** begin Dataset rows **

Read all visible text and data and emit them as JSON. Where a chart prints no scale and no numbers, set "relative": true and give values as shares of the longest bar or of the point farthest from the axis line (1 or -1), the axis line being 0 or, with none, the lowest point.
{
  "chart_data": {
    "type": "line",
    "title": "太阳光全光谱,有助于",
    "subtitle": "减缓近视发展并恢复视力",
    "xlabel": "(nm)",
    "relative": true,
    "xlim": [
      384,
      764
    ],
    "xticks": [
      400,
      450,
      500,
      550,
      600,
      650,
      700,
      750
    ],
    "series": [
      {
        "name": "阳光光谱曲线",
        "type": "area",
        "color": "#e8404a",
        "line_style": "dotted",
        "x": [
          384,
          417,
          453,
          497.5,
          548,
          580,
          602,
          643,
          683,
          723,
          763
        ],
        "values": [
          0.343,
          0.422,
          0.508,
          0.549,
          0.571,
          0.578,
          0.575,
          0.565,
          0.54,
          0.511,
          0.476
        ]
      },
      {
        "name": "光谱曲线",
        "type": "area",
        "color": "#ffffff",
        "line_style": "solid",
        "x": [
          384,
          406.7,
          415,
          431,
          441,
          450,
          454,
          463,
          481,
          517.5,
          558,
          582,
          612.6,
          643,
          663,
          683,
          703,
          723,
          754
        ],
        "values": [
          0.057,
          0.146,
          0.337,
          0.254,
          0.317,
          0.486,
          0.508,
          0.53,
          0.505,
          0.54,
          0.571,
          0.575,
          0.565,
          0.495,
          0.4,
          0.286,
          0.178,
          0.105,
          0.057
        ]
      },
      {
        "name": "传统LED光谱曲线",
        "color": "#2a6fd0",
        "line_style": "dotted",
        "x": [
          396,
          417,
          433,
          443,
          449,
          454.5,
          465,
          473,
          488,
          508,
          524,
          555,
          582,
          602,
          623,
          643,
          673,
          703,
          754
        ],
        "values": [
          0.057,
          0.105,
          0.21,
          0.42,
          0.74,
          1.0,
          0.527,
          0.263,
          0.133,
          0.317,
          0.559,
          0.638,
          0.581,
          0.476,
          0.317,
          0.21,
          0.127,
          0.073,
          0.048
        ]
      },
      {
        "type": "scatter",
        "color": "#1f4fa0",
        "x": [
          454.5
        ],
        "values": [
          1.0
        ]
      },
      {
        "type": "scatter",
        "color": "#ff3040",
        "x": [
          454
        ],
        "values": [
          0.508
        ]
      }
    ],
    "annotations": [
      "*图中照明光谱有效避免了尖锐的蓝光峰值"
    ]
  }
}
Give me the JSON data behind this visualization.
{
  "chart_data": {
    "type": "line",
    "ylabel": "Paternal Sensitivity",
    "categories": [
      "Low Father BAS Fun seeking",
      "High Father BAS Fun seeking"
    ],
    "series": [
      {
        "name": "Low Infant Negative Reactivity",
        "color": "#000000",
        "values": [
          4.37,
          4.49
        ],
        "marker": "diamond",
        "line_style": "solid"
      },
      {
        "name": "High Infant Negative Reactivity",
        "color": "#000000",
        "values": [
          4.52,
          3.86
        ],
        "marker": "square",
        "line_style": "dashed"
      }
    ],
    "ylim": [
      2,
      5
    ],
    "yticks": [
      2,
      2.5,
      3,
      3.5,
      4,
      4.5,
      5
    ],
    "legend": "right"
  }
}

** end Dataset rows **

> _Given exercise_: Reproduce the records above exactly as they appear.

> _Correct result_:
Read all visible text and data and emit them as JSON. Where a chart prints no scale and no numbers, set "relative": true and give values as shares of the longest bar or of the point farthest from the axis line (1 or -1), the axis line being 0 or, with none, the lowest point.
{
  "chart_data": {
    "type": "line",
    "title": "太阳光全光谱,有助于",
    "subtitle": "减缓近视发展并恢复视力",
    "xlabel": "(nm)",
    "relative": true,
    "xlim": [
      384,
      764
    ],
    "xticks": [
      400,
      450,
      500,
      550,
      600,
      650,
      700,
      750
    ],
    "series": [
      {
        "name": "阳光光谱曲线",
        "type": "area",
        "color": "#e8404a",
        "line_style": "dotted",
        "x": [
          384,
          417,
          453,
          497.5,
          548,
          580,
          602,
          643,
          683,
          723,
          763
        ],
        "values": [
          0.343,
          0.422,
          0.508,
          0.549,
          0.571,
          0.578,
          0.575,
          0.565,
          0.54,
          0.511,
          0.476
        ]
      },
      {
        "name": "光谱曲线",
        "type": "area",
        "color": "#ffffff",
        "line_style": "solid",
        "x": [
          384,
          406.7,
          415,
          431,
          441,
          450,
          454,
          463,
          481,
          517.5,
          558,
          582,
          612.6,
          643,
          663,
          683,
          703,
          723,
          754
        ],
        "values": [
          0.057,
          0.146,
          0.337,
          0.254,
          0.317,
          0.486,
          0.508,
          0.53,
          0.505,
          0.54,
          0.571,
          0.575,
          0.565,
          0.495,
          0.4,
          0.286,
          0.178,
          0.105,
          0.057
        ]
      },
      {
        "name": "传统LED光谱曲线",
        "color": "#2a6fd0",
        "line_style": "dotted",
        "x": [
          396,
          417,
          433,
          443,
          449,
          454.5,
          465,
          473,
          488,
          508,
          524,
          555,
          582,
          602,
          623,
          643,
          673,
          703,
          754
        ],
        "values": [
          0.057,
          0.105,
          0.21,
          0.42,
          0.74,
          1.0,
          0.527,
          0.263,
          0.133,
          0.317,
          0.559,
          0.638,
          0.581,
          0.476,
          0.317,
          0.21,
          0.127,
          0.073,
          0.048
        ]
      },
      {
        "type": "scatter",
        "color": "#1f4fa0",
        "x": [
          454.5
        ],
        "values": [
          1.0
        ]
      },
      {
        "type": "scatter",
        "color": "#ff3040",
        "x": [
          454
        ],
        "values": [
          0.508
        ]
      }
    ],
    "annotations": [
      "*图中照明光谱有效避免了尖锐的蓝光峰值"
    ]
  }
}
Give me the JSON data behind this visualization.
{
  "chart_data": {
    "type": "line",
    "ylabel": "Paternal Sensitivity",
    "categories": [
      "Low Father BAS Fun seeking",
      "High Father BAS Fun seeking"
    ],
    "series": [
      {
        "name": "Low Infant Negative Reactivity",
        "color": "#000000",
        "values": [
          4.37,
          4.49
        ],
        "marker": "diamond",
        "line_style": "solid"
      },
      {
        "name": "High Infant Negative Reactivity",
        "color": "#000000",
        "values": [
          4.52,
          3.86
        ],
        "marker": "square",
        "line_style": "dashed"
      }
    ],
    "ylim": [
      2,
      5
    ],
    "yticks": [
      2,
      2.5,
      3,
      3.5,
      4,
      4.5,
      5
    ],
    "legend": "right"
  }
}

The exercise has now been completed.